Extract each line of the records below that contains the word "geben".
========================================
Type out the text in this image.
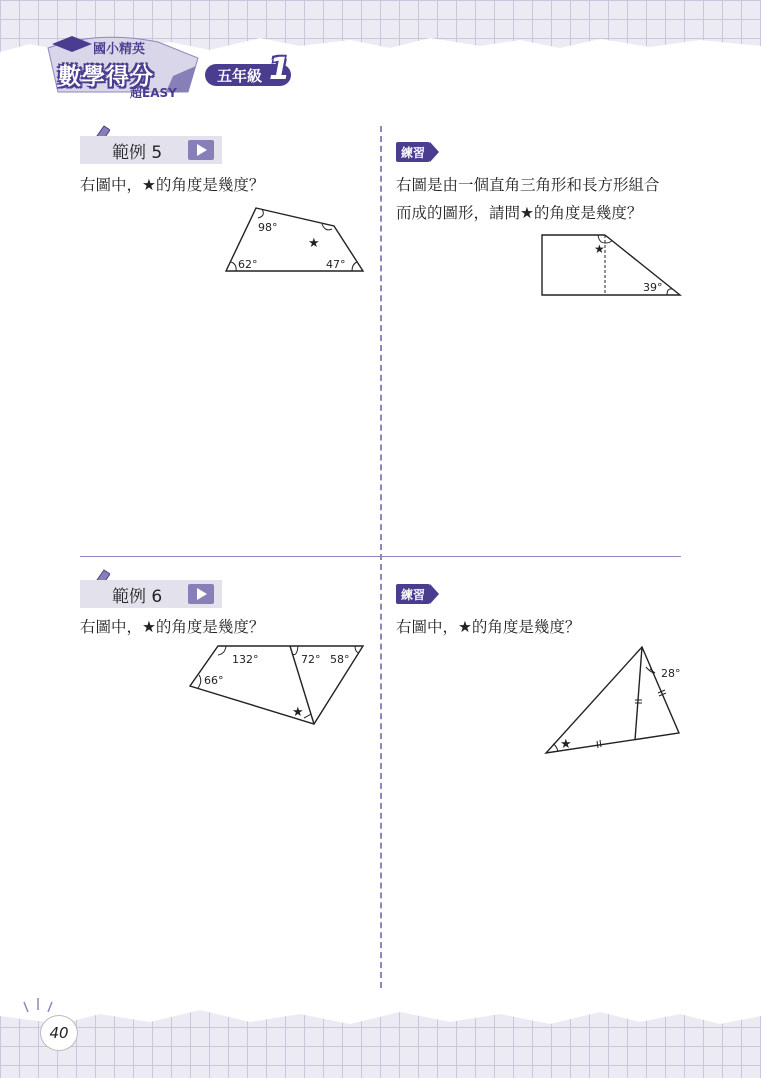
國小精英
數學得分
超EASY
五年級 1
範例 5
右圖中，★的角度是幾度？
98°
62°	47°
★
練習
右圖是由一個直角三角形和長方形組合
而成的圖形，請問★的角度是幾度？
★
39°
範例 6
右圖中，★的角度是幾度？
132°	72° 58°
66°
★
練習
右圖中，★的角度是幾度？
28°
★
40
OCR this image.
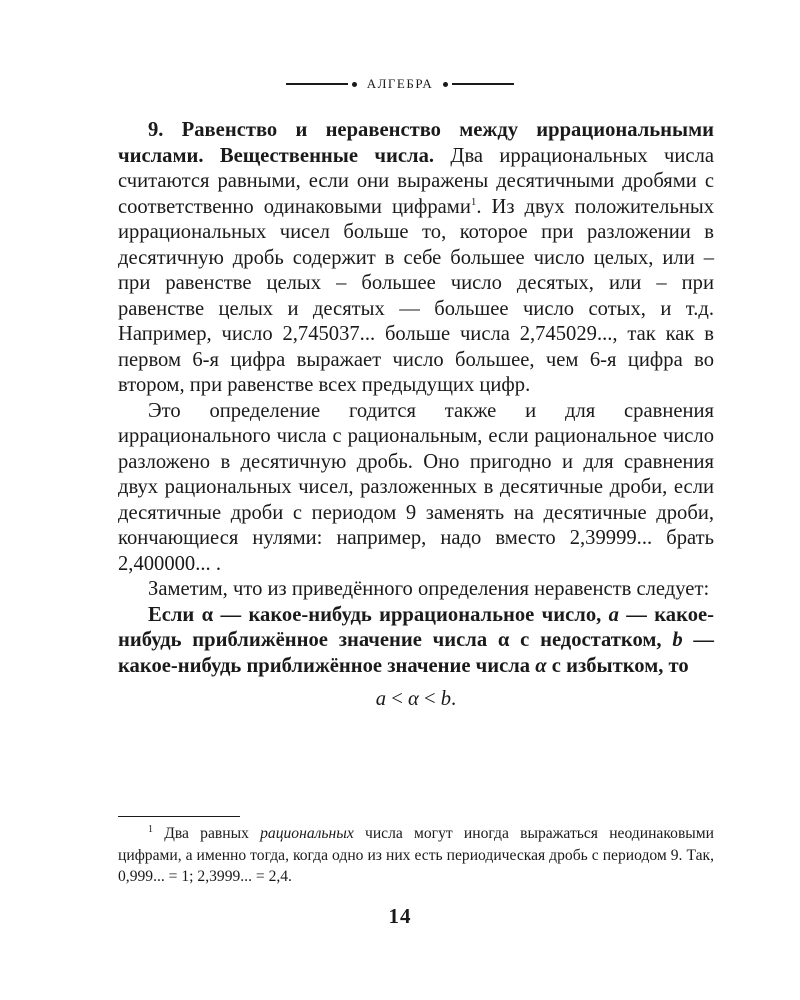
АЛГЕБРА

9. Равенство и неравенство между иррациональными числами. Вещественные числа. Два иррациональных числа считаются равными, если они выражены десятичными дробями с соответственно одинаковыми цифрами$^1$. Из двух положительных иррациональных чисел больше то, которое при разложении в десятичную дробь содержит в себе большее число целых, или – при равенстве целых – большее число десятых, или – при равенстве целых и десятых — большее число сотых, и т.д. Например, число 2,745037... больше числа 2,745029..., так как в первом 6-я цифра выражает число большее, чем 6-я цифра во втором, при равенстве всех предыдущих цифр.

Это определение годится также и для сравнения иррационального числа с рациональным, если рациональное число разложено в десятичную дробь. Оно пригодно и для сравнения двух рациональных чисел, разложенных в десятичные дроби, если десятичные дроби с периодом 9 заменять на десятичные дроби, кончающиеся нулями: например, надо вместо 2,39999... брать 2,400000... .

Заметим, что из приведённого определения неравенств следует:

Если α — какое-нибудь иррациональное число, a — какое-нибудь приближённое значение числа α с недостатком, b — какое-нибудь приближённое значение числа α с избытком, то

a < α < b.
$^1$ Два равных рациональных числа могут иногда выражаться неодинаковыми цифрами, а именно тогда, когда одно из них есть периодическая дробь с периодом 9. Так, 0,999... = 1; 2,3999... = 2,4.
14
========================================
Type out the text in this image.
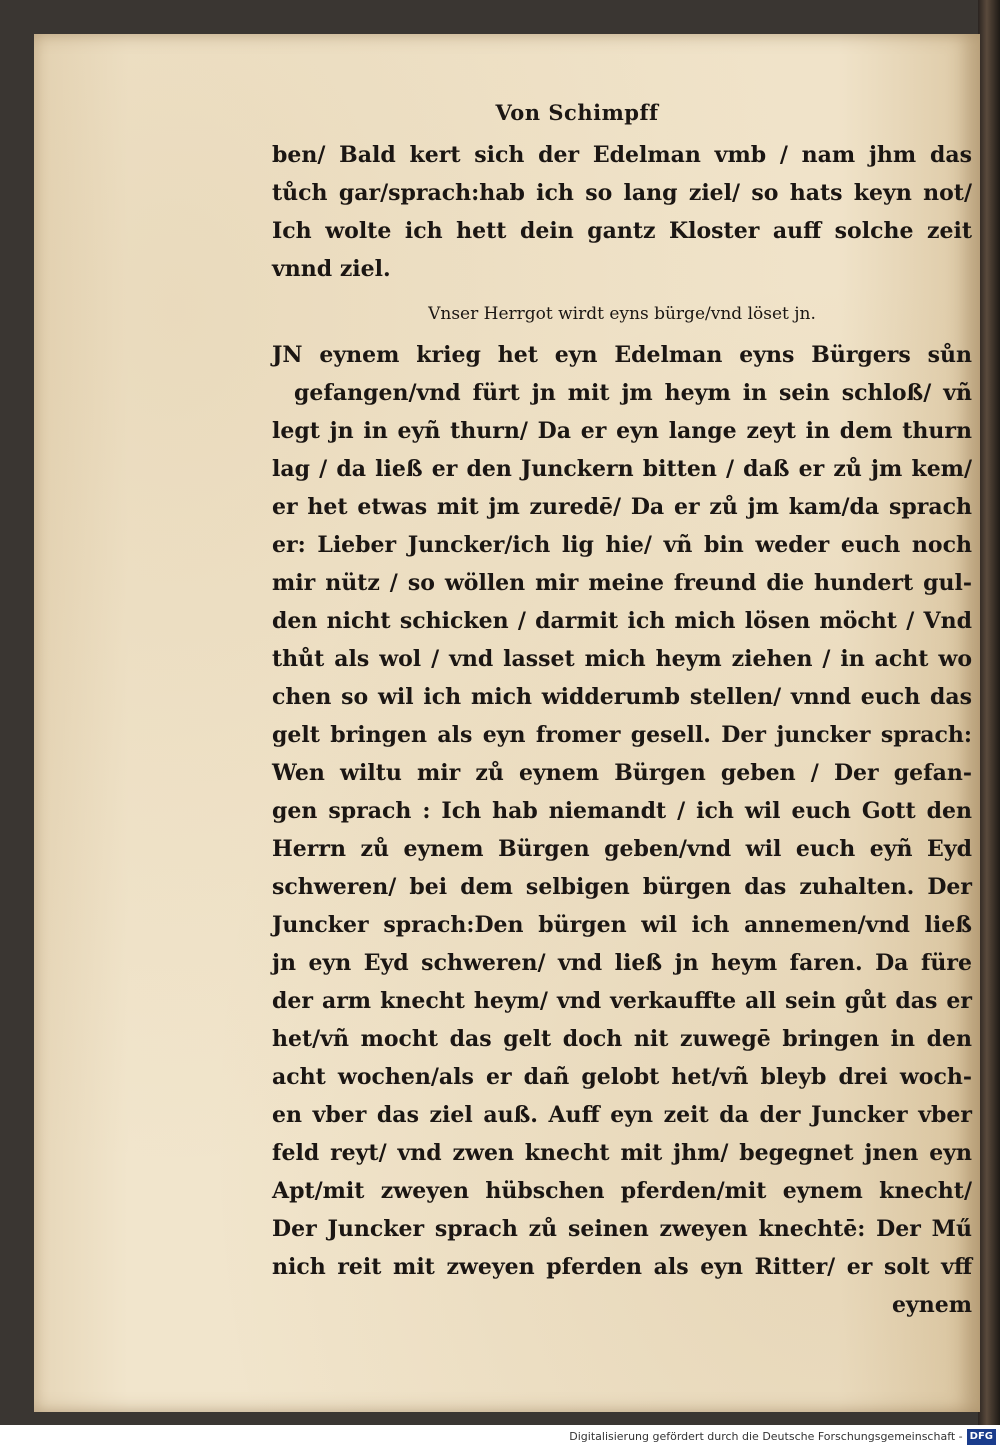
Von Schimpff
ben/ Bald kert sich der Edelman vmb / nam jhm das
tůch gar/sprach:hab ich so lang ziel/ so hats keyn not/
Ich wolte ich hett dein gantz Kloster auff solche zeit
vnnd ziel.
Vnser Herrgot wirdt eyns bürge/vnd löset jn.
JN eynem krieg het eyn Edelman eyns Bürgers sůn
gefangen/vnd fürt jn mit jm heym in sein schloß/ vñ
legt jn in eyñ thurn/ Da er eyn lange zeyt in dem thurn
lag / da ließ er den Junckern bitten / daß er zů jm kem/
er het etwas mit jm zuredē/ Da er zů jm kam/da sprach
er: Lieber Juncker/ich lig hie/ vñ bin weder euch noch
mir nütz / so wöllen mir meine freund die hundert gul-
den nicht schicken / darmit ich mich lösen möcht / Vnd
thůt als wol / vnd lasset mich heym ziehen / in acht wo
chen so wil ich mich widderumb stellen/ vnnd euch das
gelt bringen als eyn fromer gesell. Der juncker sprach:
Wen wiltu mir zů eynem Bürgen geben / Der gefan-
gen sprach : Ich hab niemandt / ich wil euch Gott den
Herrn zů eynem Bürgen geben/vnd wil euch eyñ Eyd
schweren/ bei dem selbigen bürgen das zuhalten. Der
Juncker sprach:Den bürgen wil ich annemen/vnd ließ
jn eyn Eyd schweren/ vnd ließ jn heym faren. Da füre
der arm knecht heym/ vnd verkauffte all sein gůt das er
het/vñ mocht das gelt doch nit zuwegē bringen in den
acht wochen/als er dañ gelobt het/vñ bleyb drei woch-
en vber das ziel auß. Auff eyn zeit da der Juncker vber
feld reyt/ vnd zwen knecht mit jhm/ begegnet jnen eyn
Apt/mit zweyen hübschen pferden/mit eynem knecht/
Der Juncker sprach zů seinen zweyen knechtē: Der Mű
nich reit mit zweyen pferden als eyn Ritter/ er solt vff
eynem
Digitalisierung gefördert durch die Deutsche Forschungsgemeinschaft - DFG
========================================
- [OUTPUT FOR THIS EXERCISE]
Wen wiltu mir zů eynem Bürgen geben / Der gefan-
Herrn zů eynem Bürgen geben/vnd wil euch eyñ Eyd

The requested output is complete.